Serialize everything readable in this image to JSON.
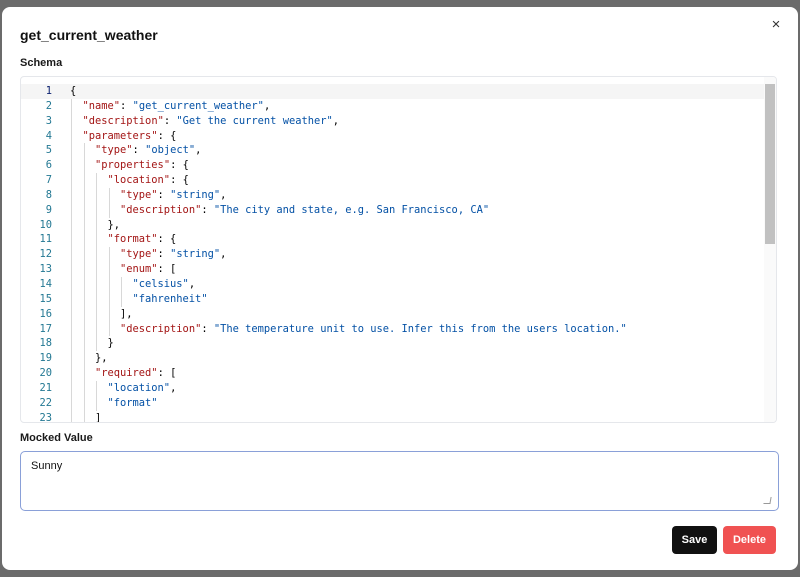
{
  "dialog": {
    "title": "get_current_weather",
    "close_icon": "×",
    "schema_label": "Schema",
    "mocked_label": "Mocked Value",
    "mocked_value": "Sunny",
    "save_label": "Save",
    "delete_label": "Delete"
  },
  "colors": {
    "key": "#a31515",
    "string": "#0451a5",
    "line_number": "#237893",
    "save_button": "#111111",
    "delete_button": "#f05252"
  },
  "code_lines": [
    {
      "n": "1",
      "indent": 0,
      "parts": [
        [
          "p",
          "{"
        ]
      ]
    },
    {
      "n": "2",
      "indent": 1,
      "parts": [
        [
          "k",
          "\"name\""
        ],
        [
          "p",
          ": "
        ],
        [
          "s",
          "\"get_current_weather\""
        ],
        [
          "p",
          ","
        ]
      ]
    },
    {
      "n": "3",
      "indent": 1,
      "parts": [
        [
          "k",
          "\"description\""
        ],
        [
          "p",
          ": "
        ],
        [
          "s",
          "\"Get the current weather\""
        ],
        [
          "p",
          ","
        ]
      ]
    },
    {
      "n": "4",
      "indent": 1,
      "parts": [
        [
          "k",
          "\"parameters\""
        ],
        [
          "p",
          ": {"
        ]
      ]
    },
    {
      "n": "5",
      "indent": 2,
      "parts": [
        [
          "k",
          "\"type\""
        ],
        [
          "p",
          ": "
        ],
        [
          "s",
          "\"object\""
        ],
        [
          "p",
          ","
        ]
      ]
    },
    {
      "n": "6",
      "indent": 2,
      "parts": [
        [
          "k",
          "\"properties\""
        ],
        [
          "p",
          ": {"
        ]
      ]
    },
    {
      "n": "7",
      "indent": 3,
      "parts": [
        [
          "k",
          "\"location\""
        ],
        [
          "p",
          ": {"
        ]
      ]
    },
    {
      "n": "8",
      "indent": 4,
      "parts": [
        [
          "k",
          "\"type\""
        ],
        [
          "p",
          ": "
        ],
        [
          "s",
          "\"string\""
        ],
        [
          "p",
          ","
        ]
      ]
    },
    {
      "n": "9",
      "indent": 4,
      "parts": [
        [
          "k",
          "\"description\""
        ],
        [
          "p",
          ": "
        ],
        [
          "s",
          "\"The city and state, e.g. San Francisco, CA\""
        ]
      ]
    },
    {
      "n": "10",
      "indent": 3,
      "parts": [
        [
          "p",
          "},"
        ]
      ]
    },
    {
      "n": "11",
      "indent": 3,
      "parts": [
        [
          "k",
          "\"format\""
        ],
        [
          "p",
          ": {"
        ]
      ]
    },
    {
      "n": "12",
      "indent": 4,
      "parts": [
        [
          "k",
          "\"type\""
        ],
        [
          "p",
          ": "
        ],
        [
          "s",
          "\"string\""
        ],
        [
          "p",
          ","
        ]
      ]
    },
    {
      "n": "13",
      "indent": 4,
      "parts": [
        [
          "k",
          "\"enum\""
        ],
        [
          "p",
          ": ["
        ]
      ]
    },
    {
      "n": "14",
      "indent": 5,
      "parts": [
        [
          "s",
          "\"celsius\""
        ],
        [
          "p",
          ","
        ]
      ]
    },
    {
      "n": "15",
      "indent": 5,
      "parts": [
        [
          "s",
          "\"fahrenheit\""
        ]
      ]
    },
    {
      "n": "16",
      "indent": 4,
      "parts": [
        [
          "p",
          "],"
        ]
      ]
    },
    {
      "n": "17",
      "indent": 4,
      "parts": [
        [
          "k",
          "\"description\""
        ],
        [
          "p",
          ": "
        ],
        [
          "s",
          "\"The temperature unit to use. Infer this from the users location.\""
        ]
      ]
    },
    {
      "n": "18",
      "indent": 3,
      "parts": [
        [
          "p",
          "}"
        ]
      ]
    },
    {
      "n": "19",
      "indent": 2,
      "parts": [
        [
          "p",
          "},"
        ]
      ]
    },
    {
      "n": "20",
      "indent": 2,
      "parts": [
        [
          "k",
          "\"required\""
        ],
        [
          "p",
          ": ["
        ]
      ]
    },
    {
      "n": "21",
      "indent": 3,
      "parts": [
        [
          "s",
          "\"location\""
        ],
        [
          "p",
          ","
        ]
      ]
    },
    {
      "n": "22",
      "indent": 3,
      "parts": [
        [
          "s",
          "\"format\""
        ]
      ]
    },
    {
      "n": "23",
      "indent": 2,
      "parts": [
        [
          "p",
          "]"
        ]
      ]
    }
  ]
}
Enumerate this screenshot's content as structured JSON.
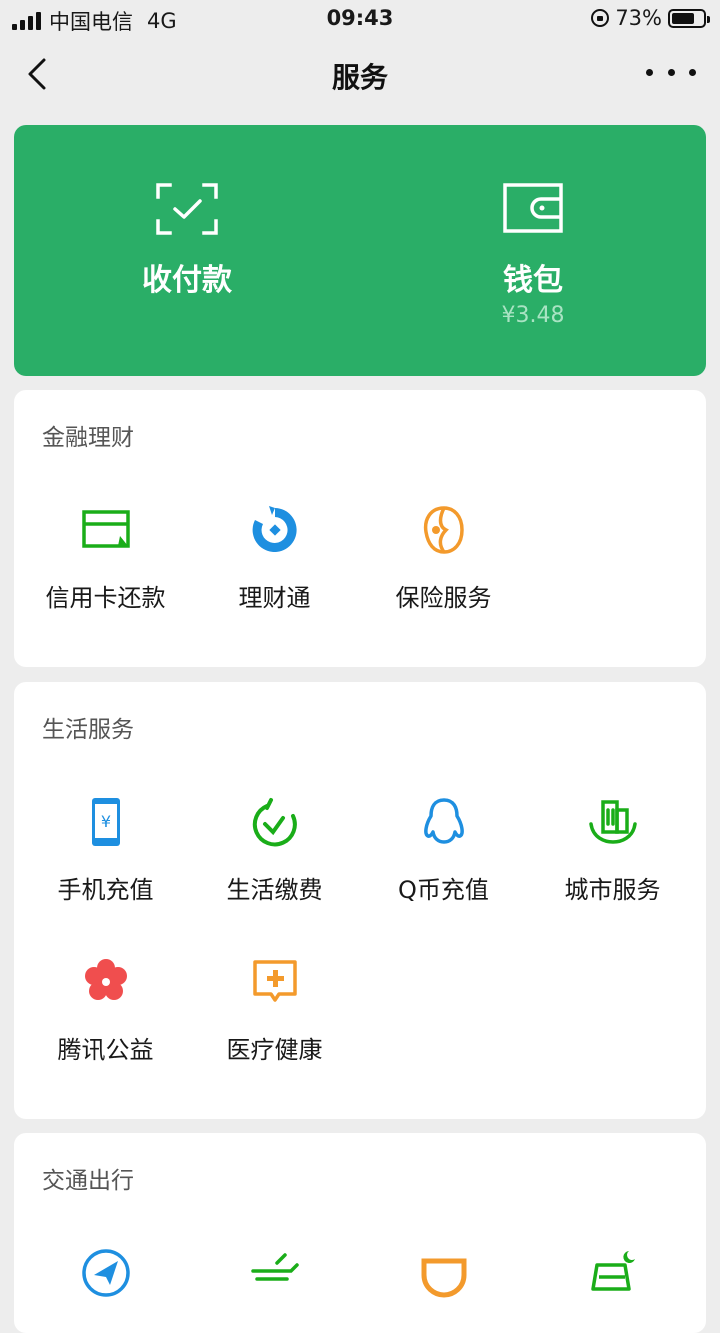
{
  "status_bar": {
    "carrier": "中国电信",
    "network": "4G",
    "time": "09:43",
    "battery": "73%",
    "battery_level": 0.73
  },
  "navbar": {
    "title": "服务"
  },
  "wallet_card": {
    "background": "#2aae67",
    "pay": {
      "label": "收付款",
      "icon": "scan-check-icon"
    },
    "wallet": {
      "label": "钱包",
      "balance": "¥3.48",
      "icon": "wallet-icon"
    }
  },
  "sections": {
    "finance": {
      "title": "金融理财",
      "items": [
        {
          "label": "信用卡还款",
          "icon": "credit-card-icon",
          "color": "#1aad19"
        },
        {
          "label": "理财通",
          "icon": "licaitong-icon",
          "color": "#1e8fe0"
        },
        {
          "label": "保险服务",
          "icon": "insurance-icon",
          "color": "#f39a2c"
        }
      ]
    },
    "life": {
      "title": "生活服务",
      "items": [
        {
          "label": "手机充值",
          "icon": "phone-recharge-icon",
          "color": "#1e8fe0"
        },
        {
          "label": "生活缴费",
          "icon": "bill-payment-icon",
          "color": "#1aad19"
        },
        {
          "label": "Q币充值",
          "icon": "qq-penguin-icon",
          "color": "#1e8fe0"
        },
        {
          "label": "城市服务",
          "icon": "city-service-icon",
          "color": "#1aad19"
        },
        {
          "label": "腾讯公益",
          "icon": "charity-flower-icon",
          "color": "#f04e4e"
        },
        {
          "label": "医疗健康",
          "icon": "medical-icon",
          "color": "#f39a2c"
        }
      ]
    },
    "transport": {
      "title": "交通出行",
      "items": [
        {
          "icon": "navigation-icon",
          "color": "#1e8fe0"
        },
        {
          "icon": "flight-train-icon",
          "color": "#1aad19"
        },
        {
          "icon": "didi-icon",
          "color": "#f39a2c"
        },
        {
          "icon": "hotel-icon",
          "color": "#1aad19"
        }
      ]
    }
  }
}
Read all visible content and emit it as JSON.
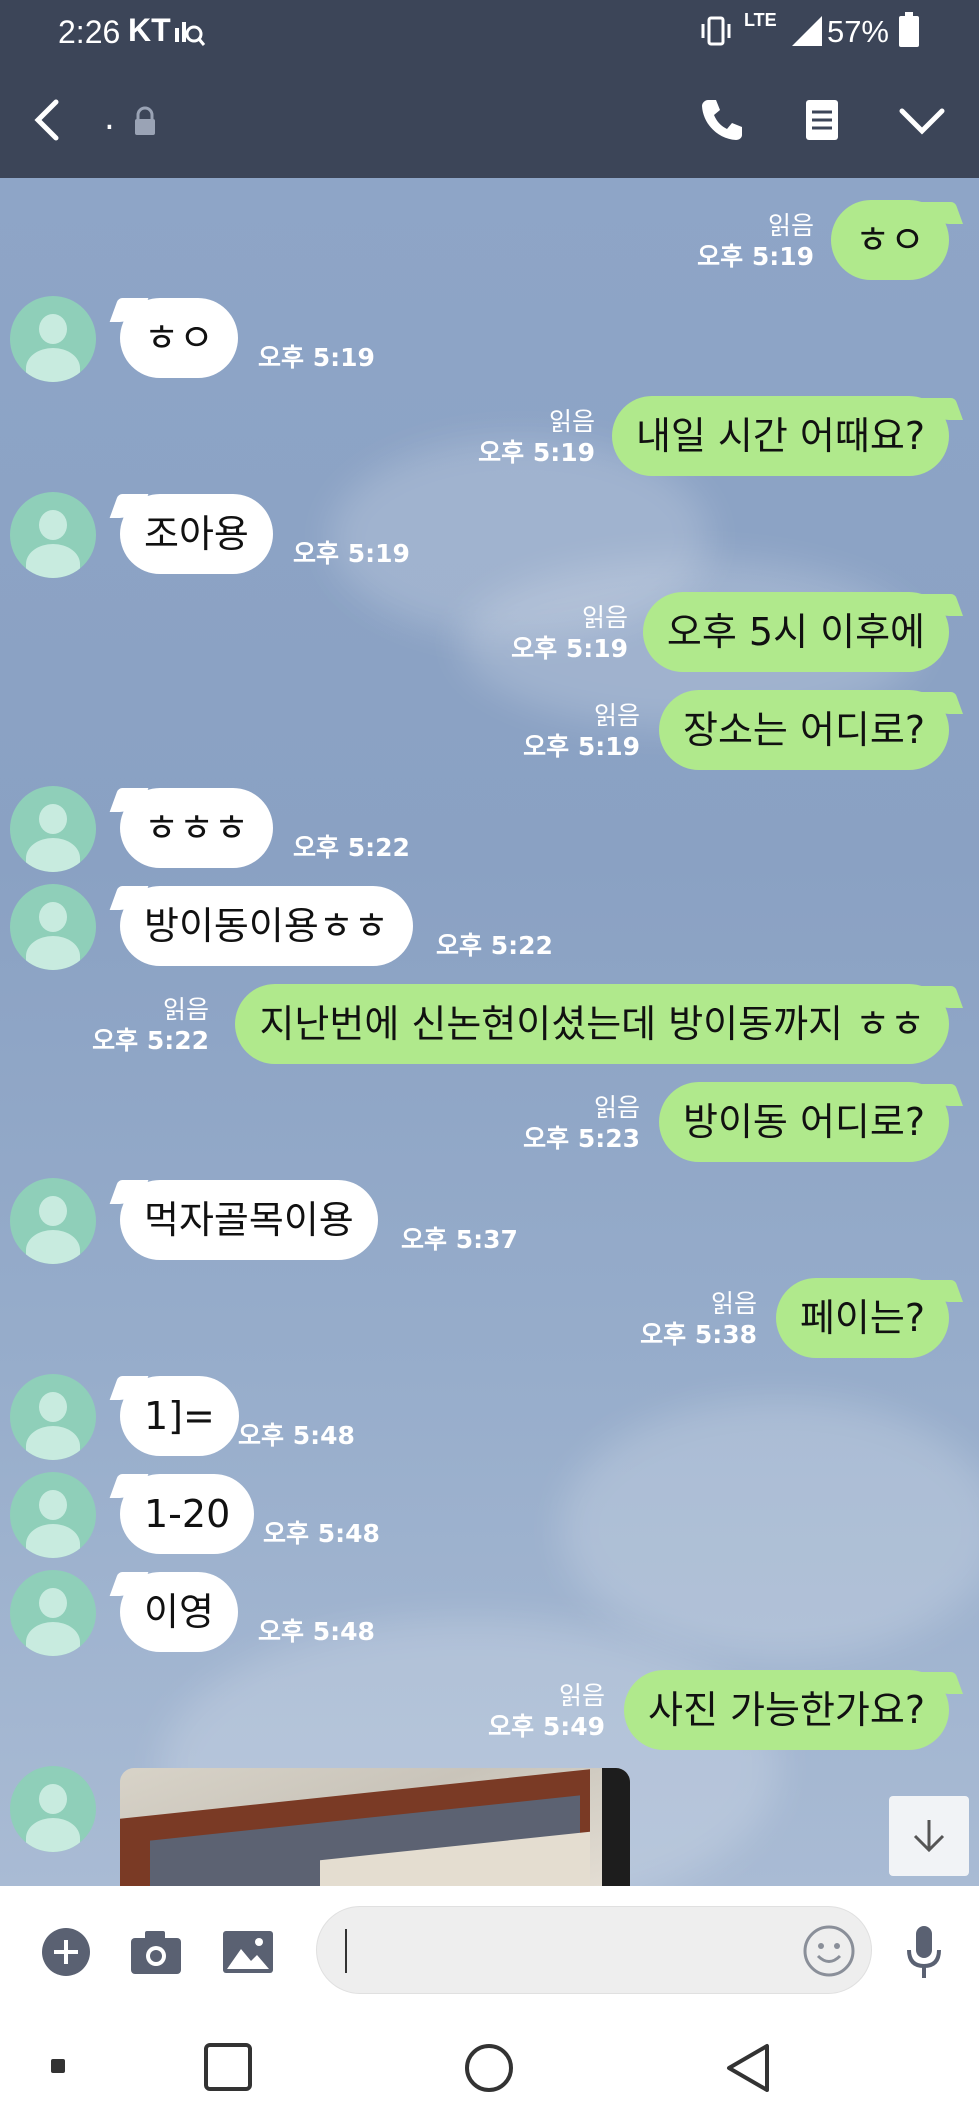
{
  "status_bar": {
    "time": "2:26",
    "carrier": "KT",
    "network": "LTE",
    "battery": "57%"
  },
  "header": {
    "title": ".",
    "icons": [
      "back-icon",
      "lock-icon",
      "phone-icon",
      "menu-icon",
      "chevron-down-icon"
    ]
  },
  "messages": [
    {
      "dir": "out",
      "text": "ㅎㅇ",
      "read": "읽음",
      "time": "오후 5:19"
    },
    {
      "dir": "in",
      "text": "ㅎㅇ",
      "time": "오후 5:19"
    },
    {
      "dir": "out",
      "text": "내일 시간 어때요?",
      "read": "읽음",
      "time": "오후 5:19"
    },
    {
      "dir": "in",
      "text": "조아용",
      "time": "오후 5:19"
    },
    {
      "dir": "out",
      "text": "오후 5시 이후에",
      "read": "읽음",
      "time": "오후 5:19"
    },
    {
      "dir": "out",
      "text": "장소는 어디로?",
      "read": "읽음",
      "time": "오후 5:19"
    },
    {
      "dir": "in",
      "text": "ㅎㅎㅎ",
      "time": "오후 5:22"
    },
    {
      "dir": "in",
      "text": "방이동이용ㅎㅎ",
      "time": "오후 5:22"
    },
    {
      "dir": "out",
      "text": "지난번에 신논현이셨는데 방이동까지 ㅎㅎ",
      "read": "읽음",
      "time": "오후 5:22"
    },
    {
      "dir": "out",
      "text": "방이동 어디로?",
      "read": "읽음",
      "time": "오후 5:23"
    },
    {
      "dir": "in",
      "text": "먹자골목이용",
      "time": "오후 5:37"
    },
    {
      "dir": "out",
      "text": "페이는?",
      "read": "읽음",
      "time": "오후 5:38"
    },
    {
      "dir": "in",
      "text": "1]=",
      "time": "오후 5:48"
    },
    {
      "dir": "in",
      "text": "1-20",
      "time": "오후 5:48"
    },
    {
      "dir": "in",
      "text": "이영",
      "time": "오후 5:48"
    },
    {
      "dir": "out",
      "text": "사진 가능한가요?",
      "read": "읽음",
      "time": "오후 5:49"
    }
  ],
  "input": {
    "value": "",
    "placeholder": ""
  },
  "colors": {
    "header": "#3c4558",
    "chat_background": "#8aa1c4",
    "outgoing_bubble": "#b0e98c",
    "incoming_bubble": "#ffffff",
    "avatar": "#8fcfb9"
  }
}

---

• WHAT YOU ARE ASKED TO DO: Return the lines of the records that include the string "JSON".

• PROBLEM SOLUTION:
Serialize everything readable in this image to JSON.
Enumerate this screenshot's content as structured JSON.
Read all visible content and emit it as JSON.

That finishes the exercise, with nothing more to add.